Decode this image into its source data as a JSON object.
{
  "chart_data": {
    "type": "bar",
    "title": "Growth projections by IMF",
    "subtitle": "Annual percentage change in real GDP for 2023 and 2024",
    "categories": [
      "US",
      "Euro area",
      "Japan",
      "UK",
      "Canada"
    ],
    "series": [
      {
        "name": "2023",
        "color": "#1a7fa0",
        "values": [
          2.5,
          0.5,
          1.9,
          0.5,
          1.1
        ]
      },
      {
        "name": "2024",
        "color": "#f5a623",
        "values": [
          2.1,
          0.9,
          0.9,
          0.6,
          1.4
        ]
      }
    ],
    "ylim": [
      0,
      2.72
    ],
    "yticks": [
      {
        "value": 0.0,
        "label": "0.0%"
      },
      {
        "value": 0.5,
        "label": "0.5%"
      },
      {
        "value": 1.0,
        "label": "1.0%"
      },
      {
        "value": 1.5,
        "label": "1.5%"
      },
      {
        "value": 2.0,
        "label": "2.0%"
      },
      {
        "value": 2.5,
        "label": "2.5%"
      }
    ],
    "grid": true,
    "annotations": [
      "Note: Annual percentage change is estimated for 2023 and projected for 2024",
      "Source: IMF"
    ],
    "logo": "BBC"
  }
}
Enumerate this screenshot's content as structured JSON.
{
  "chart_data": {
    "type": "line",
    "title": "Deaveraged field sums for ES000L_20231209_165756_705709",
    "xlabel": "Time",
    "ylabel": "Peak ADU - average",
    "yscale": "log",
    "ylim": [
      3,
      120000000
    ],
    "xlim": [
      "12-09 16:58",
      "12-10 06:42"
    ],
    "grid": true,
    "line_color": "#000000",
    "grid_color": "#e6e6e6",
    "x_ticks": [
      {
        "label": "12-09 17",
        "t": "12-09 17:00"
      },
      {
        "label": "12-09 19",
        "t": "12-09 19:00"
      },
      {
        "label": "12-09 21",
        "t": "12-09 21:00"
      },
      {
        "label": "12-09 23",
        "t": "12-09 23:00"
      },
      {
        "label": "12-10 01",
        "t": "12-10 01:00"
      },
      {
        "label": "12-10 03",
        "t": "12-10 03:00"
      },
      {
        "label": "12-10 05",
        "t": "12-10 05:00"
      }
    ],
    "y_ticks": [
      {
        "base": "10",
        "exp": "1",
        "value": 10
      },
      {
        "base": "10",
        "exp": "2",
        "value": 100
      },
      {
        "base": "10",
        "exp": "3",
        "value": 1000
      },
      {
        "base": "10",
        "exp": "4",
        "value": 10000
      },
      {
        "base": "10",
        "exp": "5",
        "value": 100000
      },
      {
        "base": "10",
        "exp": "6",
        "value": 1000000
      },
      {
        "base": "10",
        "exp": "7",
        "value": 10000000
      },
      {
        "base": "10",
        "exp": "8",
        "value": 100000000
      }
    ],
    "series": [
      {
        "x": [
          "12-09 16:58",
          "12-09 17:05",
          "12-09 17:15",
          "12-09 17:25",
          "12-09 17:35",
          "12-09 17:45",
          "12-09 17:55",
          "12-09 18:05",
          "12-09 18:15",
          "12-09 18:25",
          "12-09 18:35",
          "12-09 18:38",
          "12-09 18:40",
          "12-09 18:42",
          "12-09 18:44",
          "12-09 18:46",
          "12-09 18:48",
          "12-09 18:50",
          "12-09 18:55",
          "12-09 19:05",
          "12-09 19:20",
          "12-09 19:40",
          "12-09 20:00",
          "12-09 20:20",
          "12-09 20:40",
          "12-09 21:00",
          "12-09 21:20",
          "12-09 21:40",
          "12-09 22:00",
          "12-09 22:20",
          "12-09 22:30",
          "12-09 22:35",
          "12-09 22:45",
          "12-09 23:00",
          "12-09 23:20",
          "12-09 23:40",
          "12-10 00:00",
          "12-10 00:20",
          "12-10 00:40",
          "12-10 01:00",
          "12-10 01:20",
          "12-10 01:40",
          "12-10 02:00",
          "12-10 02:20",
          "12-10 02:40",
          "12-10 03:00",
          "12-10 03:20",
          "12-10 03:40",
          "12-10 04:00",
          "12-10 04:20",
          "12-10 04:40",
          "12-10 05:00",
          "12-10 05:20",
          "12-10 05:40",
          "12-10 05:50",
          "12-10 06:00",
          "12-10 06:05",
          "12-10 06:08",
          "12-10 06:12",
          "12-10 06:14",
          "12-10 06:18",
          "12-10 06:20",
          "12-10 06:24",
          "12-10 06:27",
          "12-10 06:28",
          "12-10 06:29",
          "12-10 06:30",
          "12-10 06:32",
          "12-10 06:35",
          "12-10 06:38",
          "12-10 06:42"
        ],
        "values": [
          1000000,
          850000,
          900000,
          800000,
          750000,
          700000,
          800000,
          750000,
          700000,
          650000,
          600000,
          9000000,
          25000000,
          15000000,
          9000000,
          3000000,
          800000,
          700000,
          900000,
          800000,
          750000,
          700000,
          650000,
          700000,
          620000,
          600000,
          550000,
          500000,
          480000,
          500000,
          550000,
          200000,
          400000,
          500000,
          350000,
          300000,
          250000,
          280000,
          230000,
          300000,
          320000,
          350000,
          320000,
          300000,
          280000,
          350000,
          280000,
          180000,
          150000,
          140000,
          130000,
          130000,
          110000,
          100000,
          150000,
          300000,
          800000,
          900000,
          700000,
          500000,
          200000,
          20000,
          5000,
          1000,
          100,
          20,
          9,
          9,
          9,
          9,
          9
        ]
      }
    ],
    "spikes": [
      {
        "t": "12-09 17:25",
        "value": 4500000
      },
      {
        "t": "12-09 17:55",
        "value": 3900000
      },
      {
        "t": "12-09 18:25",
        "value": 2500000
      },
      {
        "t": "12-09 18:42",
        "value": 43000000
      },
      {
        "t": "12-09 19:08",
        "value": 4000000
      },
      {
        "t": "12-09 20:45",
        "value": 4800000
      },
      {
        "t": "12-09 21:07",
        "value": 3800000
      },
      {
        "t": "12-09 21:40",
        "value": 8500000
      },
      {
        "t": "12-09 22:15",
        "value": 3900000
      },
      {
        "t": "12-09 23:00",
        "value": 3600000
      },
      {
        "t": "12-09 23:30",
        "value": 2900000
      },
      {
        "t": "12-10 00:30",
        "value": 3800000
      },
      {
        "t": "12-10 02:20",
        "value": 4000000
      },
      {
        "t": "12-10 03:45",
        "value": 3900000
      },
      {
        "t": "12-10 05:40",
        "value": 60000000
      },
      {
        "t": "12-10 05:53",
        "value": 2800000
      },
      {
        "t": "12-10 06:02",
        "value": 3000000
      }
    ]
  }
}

^^^^^^^^^^^^^^^^

Search the material above for "this". Pull out each line where it shows up.

Decode this image into its source data as a JSON object.
Enumerate this screenshot's content as structured JSON.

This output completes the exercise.